-------- DATA FOR THE TASK

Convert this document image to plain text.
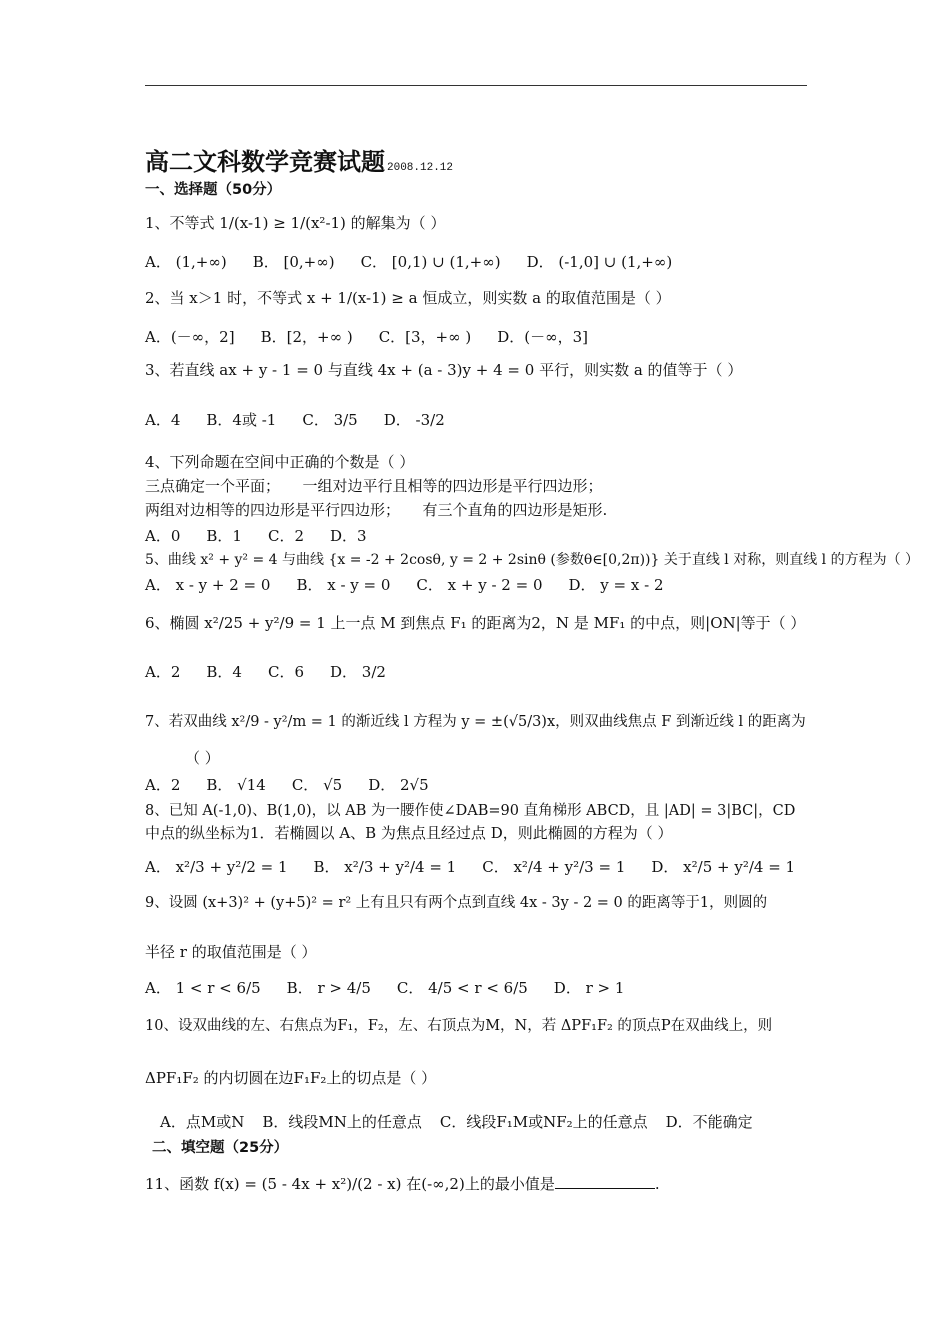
高二文科数学竞赛试题 2008.12.12
一、选择题（50分）
1、不等式 1/(x-1) ≥ 1/(x²-1) 的解集为（ ）
A． (1,+∞) B． [0,+∞) C． [0,1) ∪ (1,+∞) D． (-1,0] ∪ (1,+∞)
2、当 x＞1 时，不等式 x + 1/(x-1) ≥ a 恒成立，则实数 a 的取值范围是（ ）
A．(－∞，2] B．[2，+∞ ) C．[3，+∞ ) D．(－∞，3]
3、若直线 ax + y - 1 = 0 与直线 4x + (a - 3)y + 4 = 0 平行，则实数 a 的值等于（ ）
A．4 B．4或 -1 C． 3/5 D． -3/2
4、下列命题在空间中正确的个数是（ ）
三点确定一个平面；　　一组对边平行且相等的四边形是平行四边形；
两组对边相等的四边形是平行四边形；　　有三个直角的四边形是矩形.
A．0 B．1 C．2 D．3
5、曲线 x² + y² = 4 与曲线 {x = -2 + 2cosθ, y = 2 + 2sinθ (参数θ∈[0,2π))} 关于直线 l 对称，则直线 l 的方程为（ ）
A． x - y + 2 = 0 B． x - y = 0 C． x + y - 2 = 0 D． y = x - 2
6、椭圆 x²/25 + y²/9 = 1 上一点 M 到焦点 F₁ 的距离为2，N 是 MF₁ 的中点，则|ON|等于（ ）
A．2 B．4 C．6 D． 3/2
7、若双曲线 x²/9 - y²/m = 1 的渐近线 l 方程为 y = ±(√5/3)x，则双曲线焦点 F 到渐近线 l 的距离为
（ ）
A．2 B． √14 C． √5 D． 2√5
8、已知 A(-1,0)、B(1,0)，以 AB 为一腰作使∠DAB=90 直角梯形 ABCD，且 |AD| = 3|BC|，CD
中点的纵坐标为1．若椭圆以 A、B 为焦点且经过点 D，则此椭圆的方程为（ ）
A． x²/3 + y²/2 = 1 B． x²/3 + y²/4 = 1 C． x²/4 + y²/3 = 1 D． x²/5 + y²/4 = 1
9、设圆 (x+3)² + (y+5)² = r² 上有且只有两个点到直线 4x - 3y - 2 = 0 的距离等于1，则圆的
半径 r 的取值范围是（ ）
A． 1 < r < 6/5 B． r > 4/5 C． 4/5 < r < 6/5 D． r > 1
10、设双曲线的左、右焦点为F₁，F₂，左、右顶点为M，N，若 ΔPF₁F₂ 的顶点P在双曲线上，则
ΔPF₁F₂ 的内切圆在边F₁F₂上的切点是（ ）
A．点M或N B．线段MN上的任意点 C．线段F₁M或NF₂上的任意点 D．不能确定
二、填空题（25分）
11、函数 f(x) = (5 - 4x + x²)/(2 - x) 在(-∞,2)上的最小值是	.
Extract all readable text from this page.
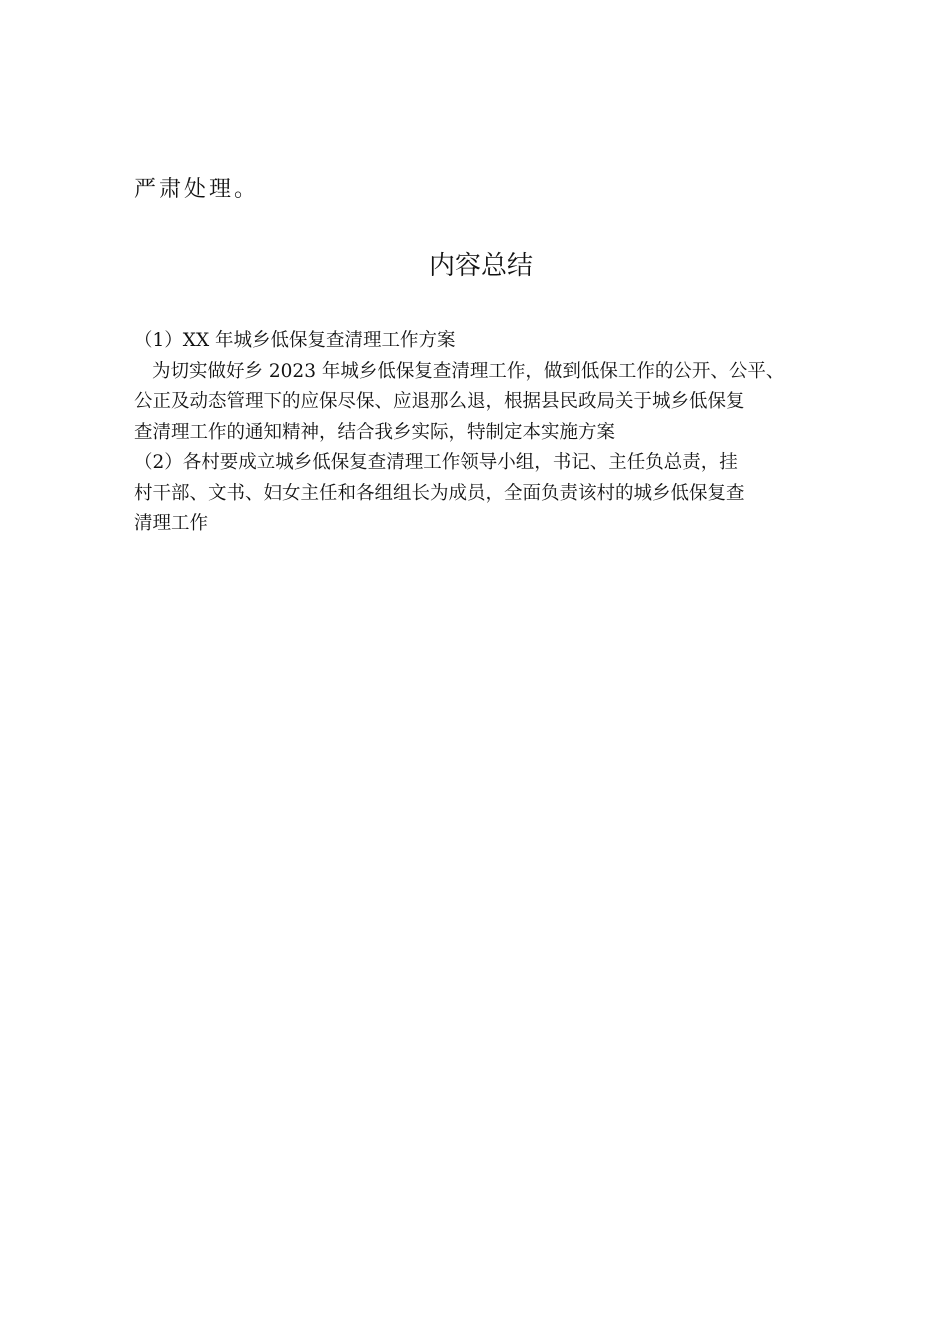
严肃处理。
内容总结
（1）XX 年城乡低保复查清理工作方案
为切实做好乡 2023 年城乡低保复查清理工作，做到低保工作的公开、公平、
公正及动态管理下的应保尽保、应退那么退，根据县民政局关于城乡低保复
查清理工作的通知精神，结合我乡实际，特制定本实施方案
（2）各村要成立城乡低保复查清理工作领导小组，书记、主任负总责，挂
村干部、文书、妇女主任和各组组长为成员，全面负责该村的城乡低保复查
清理工作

----------------

§ WHAT YOU SHOULD DO
Your task is to give again, unchanged, the lines from the line that contains "Extract all readable text from this page." to the end of the records. Include both end lines but no pictures.

§ FULL SOLUTION
Extract all readable text from this page.
严肃处理。
内容总结
（1）XX 年城乡低保复查清理工作方案
为切实做好乡 2023 年城乡低保复查清理工作，做到低保工作的公开、公平、
公正及动态管理下的应保尽保、应退那么退，根据县民政局关于城乡低保复
查清理工作的通知精神，结合我乡实际，特制定本实施方案
（2）各村要成立城乡低保复查清理工作领导小组，书记、主任负总责，挂
村干部、文书、妇女主任和各组组长为成员，全面负责该村的城乡低保复查
清理工作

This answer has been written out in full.